WORK TO BE COMPLETED
Look through the material below for "geográfico". Copy every line that contains it.

DATA SHOWN
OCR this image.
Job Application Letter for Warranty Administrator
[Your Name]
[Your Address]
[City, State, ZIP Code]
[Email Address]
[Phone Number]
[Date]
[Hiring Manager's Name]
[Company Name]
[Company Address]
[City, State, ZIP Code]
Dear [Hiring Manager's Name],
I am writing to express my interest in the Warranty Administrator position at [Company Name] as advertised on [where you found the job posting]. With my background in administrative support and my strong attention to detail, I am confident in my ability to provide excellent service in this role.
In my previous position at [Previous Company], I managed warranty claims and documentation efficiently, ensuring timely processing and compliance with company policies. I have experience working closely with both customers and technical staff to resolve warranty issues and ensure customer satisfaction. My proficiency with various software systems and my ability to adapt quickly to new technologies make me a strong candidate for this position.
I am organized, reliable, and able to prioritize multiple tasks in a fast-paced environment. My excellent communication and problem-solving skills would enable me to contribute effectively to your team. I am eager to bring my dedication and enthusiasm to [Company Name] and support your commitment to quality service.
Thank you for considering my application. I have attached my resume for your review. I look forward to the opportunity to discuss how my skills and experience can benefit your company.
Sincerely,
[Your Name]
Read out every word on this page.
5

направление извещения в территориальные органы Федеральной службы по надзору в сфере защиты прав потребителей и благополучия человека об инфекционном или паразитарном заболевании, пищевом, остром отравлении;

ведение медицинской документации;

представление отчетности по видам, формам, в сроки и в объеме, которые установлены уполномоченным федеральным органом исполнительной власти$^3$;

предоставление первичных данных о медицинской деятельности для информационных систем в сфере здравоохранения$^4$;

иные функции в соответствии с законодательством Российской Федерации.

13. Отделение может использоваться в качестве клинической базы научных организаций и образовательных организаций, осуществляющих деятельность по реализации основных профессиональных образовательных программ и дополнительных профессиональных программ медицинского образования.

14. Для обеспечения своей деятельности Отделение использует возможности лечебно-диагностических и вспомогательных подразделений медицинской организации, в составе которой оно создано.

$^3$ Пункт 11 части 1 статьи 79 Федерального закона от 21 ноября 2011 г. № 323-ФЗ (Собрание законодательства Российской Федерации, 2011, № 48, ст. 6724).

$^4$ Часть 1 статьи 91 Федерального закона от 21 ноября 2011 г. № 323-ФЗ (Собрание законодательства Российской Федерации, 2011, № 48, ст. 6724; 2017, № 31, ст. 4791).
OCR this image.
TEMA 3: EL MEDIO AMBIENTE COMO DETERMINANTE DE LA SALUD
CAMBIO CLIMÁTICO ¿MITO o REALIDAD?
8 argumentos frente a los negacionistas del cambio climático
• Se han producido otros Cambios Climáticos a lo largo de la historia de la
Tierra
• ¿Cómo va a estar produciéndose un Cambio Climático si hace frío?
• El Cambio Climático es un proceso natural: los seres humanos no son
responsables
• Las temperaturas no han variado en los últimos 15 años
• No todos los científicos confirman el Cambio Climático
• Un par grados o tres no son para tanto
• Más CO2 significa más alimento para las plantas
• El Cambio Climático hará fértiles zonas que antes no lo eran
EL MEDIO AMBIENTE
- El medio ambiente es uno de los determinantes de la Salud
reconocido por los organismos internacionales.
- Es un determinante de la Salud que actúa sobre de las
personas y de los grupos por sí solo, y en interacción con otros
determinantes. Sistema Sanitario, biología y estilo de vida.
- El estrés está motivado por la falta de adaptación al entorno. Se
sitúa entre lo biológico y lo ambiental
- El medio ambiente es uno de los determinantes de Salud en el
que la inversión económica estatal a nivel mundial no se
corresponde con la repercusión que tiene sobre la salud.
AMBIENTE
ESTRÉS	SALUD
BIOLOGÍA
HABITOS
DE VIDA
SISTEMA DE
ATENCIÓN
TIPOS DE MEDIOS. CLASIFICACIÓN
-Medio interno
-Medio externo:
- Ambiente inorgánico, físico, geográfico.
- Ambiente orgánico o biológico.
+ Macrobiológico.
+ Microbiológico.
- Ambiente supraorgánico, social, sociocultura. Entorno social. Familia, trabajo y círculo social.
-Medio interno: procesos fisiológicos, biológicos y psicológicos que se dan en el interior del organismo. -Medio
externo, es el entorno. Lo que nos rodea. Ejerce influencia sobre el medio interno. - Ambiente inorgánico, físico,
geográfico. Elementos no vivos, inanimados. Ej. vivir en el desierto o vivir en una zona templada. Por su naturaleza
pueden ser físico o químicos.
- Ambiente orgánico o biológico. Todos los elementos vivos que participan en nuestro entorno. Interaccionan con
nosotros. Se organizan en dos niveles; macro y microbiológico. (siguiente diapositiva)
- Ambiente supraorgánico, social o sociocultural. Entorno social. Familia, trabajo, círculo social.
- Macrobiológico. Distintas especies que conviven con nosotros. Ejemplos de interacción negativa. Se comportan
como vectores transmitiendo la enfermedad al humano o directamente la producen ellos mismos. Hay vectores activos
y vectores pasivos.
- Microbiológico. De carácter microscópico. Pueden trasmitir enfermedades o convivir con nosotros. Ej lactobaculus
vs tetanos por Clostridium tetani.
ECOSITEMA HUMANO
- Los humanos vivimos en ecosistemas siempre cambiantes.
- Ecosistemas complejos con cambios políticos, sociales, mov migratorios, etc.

EXPECTED ANSWER
- Ambiente inorgánico, físico, geográfico.
geográfico. Elementos no vivos, inanimados. Ej. vivir en el desierto o vivir en una zona templada. Por su naturaleza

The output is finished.